## BEGIN Supplied entries

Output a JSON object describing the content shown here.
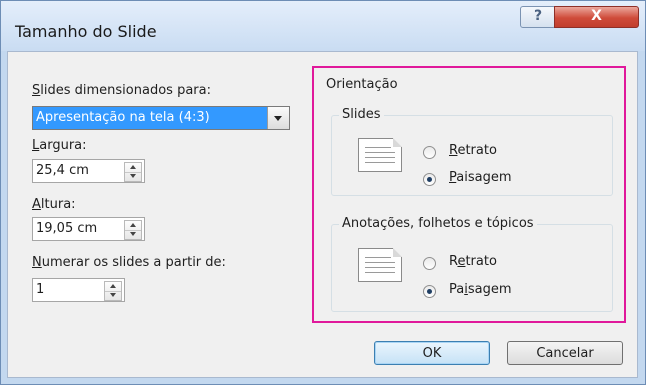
{
  "window": {
    "title": "Tamanho do Slide",
    "help_glyph": "?",
    "close_glyph": "X"
  },
  "left": {
    "slides_for_label_key": "S",
    "slides_for_label_rest": "lides dimensionados para:",
    "slides_for_value": "Apresentação na tela (4:3)",
    "width_label_key": "L",
    "width_label_rest": "argura:",
    "width_value": "25,4 cm",
    "height_label_key": "A",
    "height_label_rest": "ltura:",
    "height_value": "19,05 cm",
    "number_label_key": "N",
    "number_label_rest": "umerar os slides a partir de:",
    "number_value": "1"
  },
  "orientation": {
    "title": "Orientação",
    "slides": {
      "title": "Slides",
      "portrait_key": "R",
      "portrait_rest": "etrato",
      "landscape_key": "P",
      "landscape_rest": "aisagem",
      "selected": "landscape"
    },
    "notes": {
      "title": "Anotações, folhetos e tópicos",
      "portrait_pre": "R",
      "portrait_key": "e",
      "portrait_rest": "trato",
      "landscape_pre": "Pa",
      "landscape_key": "i",
      "landscape_rest": "sagem",
      "selected": "landscape"
    }
  },
  "buttons": {
    "ok": "OK",
    "cancel": "Cancelar"
  },
  "colors": {
    "highlight": "#e0199b",
    "selection": "#3399ff",
    "close_button": "#cf4b3a"
  }
}
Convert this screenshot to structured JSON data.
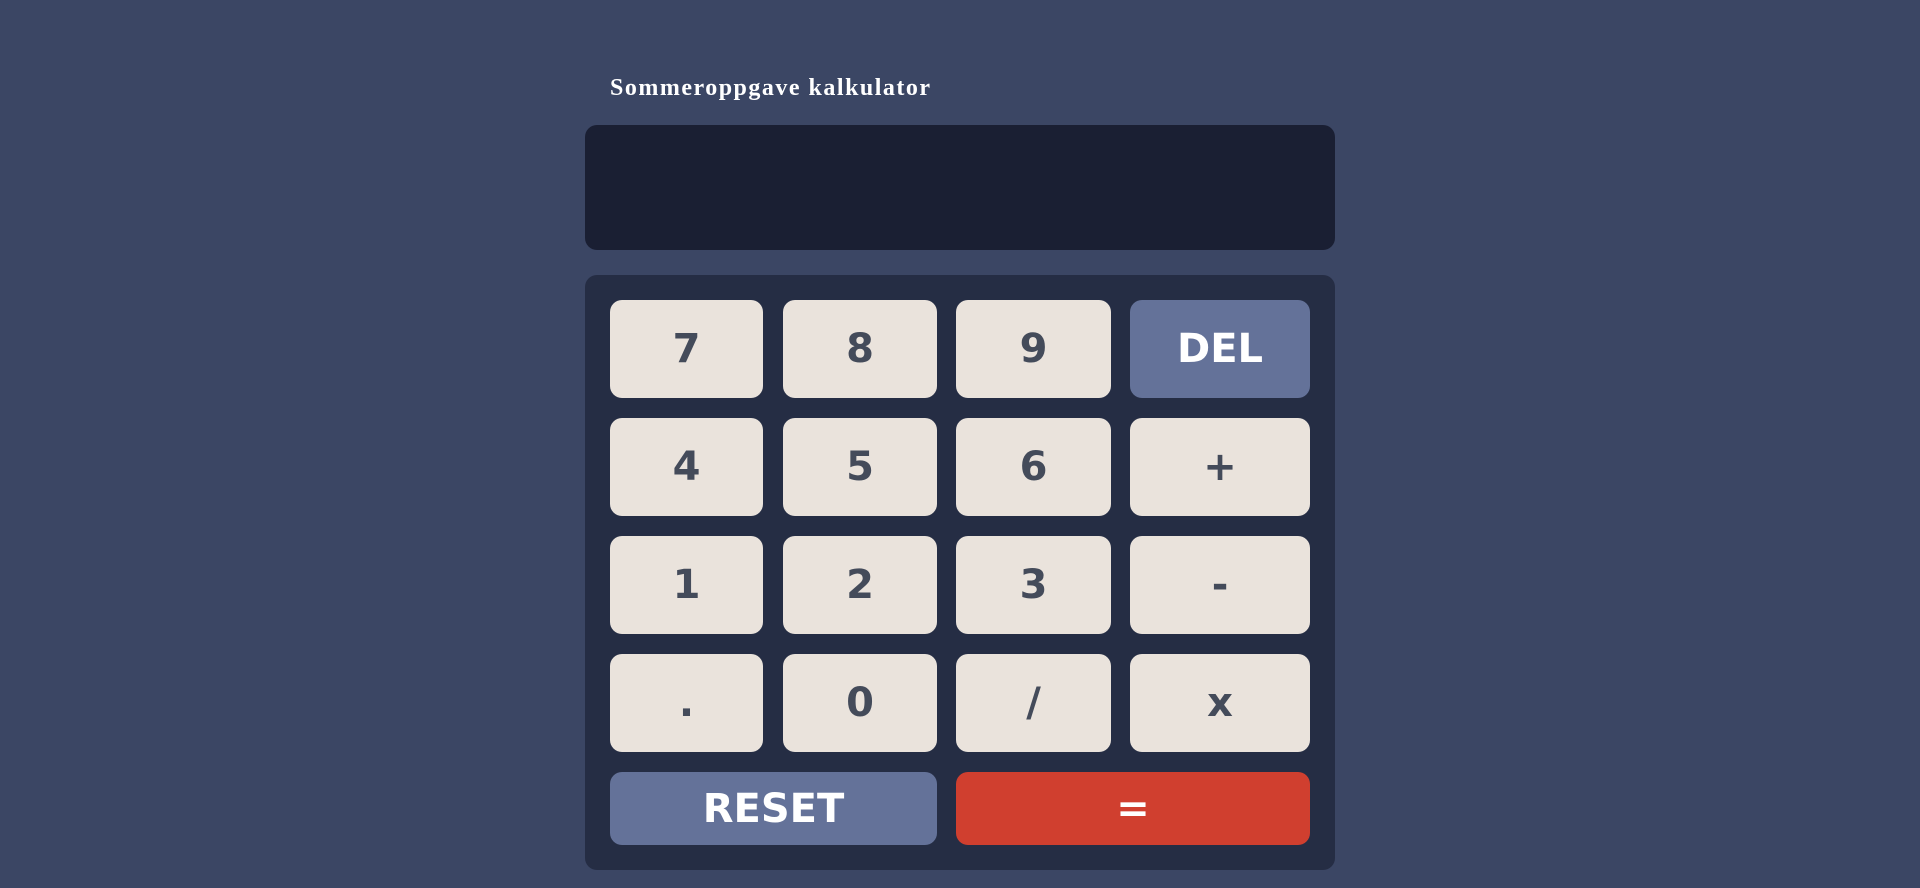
{
  "app": {
    "title": "Sommeroppgave kalkulator"
  },
  "display": {
    "value": ""
  },
  "keys": {
    "seven": "7",
    "eight": "8",
    "nine": "9",
    "del": "DEL",
    "four": "4",
    "five": "5",
    "six": "6",
    "plus": "+",
    "one": "1",
    "two": "2",
    "three": "3",
    "minus": "-",
    "decimal": ".",
    "zero": "0",
    "divide": "/",
    "multiply": "x",
    "reset": "RESET",
    "equals": "="
  },
  "colors": {
    "page_background": "#3b4664",
    "display_background": "#1a1f33",
    "keypad_background": "#252d44",
    "key_background": "#eae3dc",
    "key_text": "#444b5a",
    "function_key": "#647299",
    "equals_key": "#d03f2f"
  }
}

## END Supplied entries

What you need to do:
Quote each entry above verbatim and drop the pictures.

Complete answer:
Output a JSON object describing the content shown here.
{
  "window": {
    "title": "Tamanho do Slide",
    "help_glyph": "?",
    "close_glyph": "X"
  },
  "left": {
    "slides_for_label_key": "S",
    "slides_for_label_rest": "lides dimensionados para:",
    "slides_for_value": "Apresentação na tela (4:3)",
    "width_label_key": "L",
    "width_label_rest": "argura:",
    "width_value": "25,4 cm",
    "height_label_key": "A",
    "height_label_rest": "ltura:",
    "height_value": "19,05 cm",
    "number_label_key": "N",
    "number_label_rest": "umerar os slides a partir de:",
    "number_value": "1"
  },
  "orientation": {
    "title": "Orientação",
    "slides": {
      "title": "Slides",
      "portrait_key": "R",
      "portrait_rest": "etrato",
      "landscape_key": "P",
      "landscape_rest": "aisagem",
      "selected": "landscape"
    },
    "notes": {
      "title": "Anotações, folhetos e tópicos",
      "portrait_pre": "R",
      "portrait_key": "e",
      "portrait_rest": "trato",
      "landscape_pre": "Pa",
      "landscape_key": "i",
      "landscape_rest": "sagem",
      "selected": "landscape"
    }
  },
  "buttons": {
    "ok": "OK",
    "cancel": "Cancelar"
  },
  "colors": {
    "highlight": "#e0199b",
    "selection": "#3399ff",
    "close_button": "#cf4b3a"
  }
}
Convert this screenshot to structured JSON data.
{
  "app": {
    "title": "Sommeroppgave kalkulator"
  },
  "display": {
    "value": ""
  },
  "keys": {
    "seven": "7",
    "eight": "8",
    "nine": "9",
    "del": "DEL",
    "four": "4",
    "five": "5",
    "six": "6",
    "plus": "+",
    "one": "1",
    "two": "2",
    "three": "3",
    "minus": "-",
    "decimal": ".",
    "zero": "0",
    "divide": "/",
    "multiply": "x",
    "reset": "RESET",
    "equals": "="
  },
  "colors": {
    "page_background": "#3b4664",
    "display_background": "#1a1f33",
    "keypad_background": "#252d44",
    "key_background": "#eae3dc",
    "key_text": "#444b5a",
    "function_key": "#647299",
    "equals_key": "#d03f2f"
  }
}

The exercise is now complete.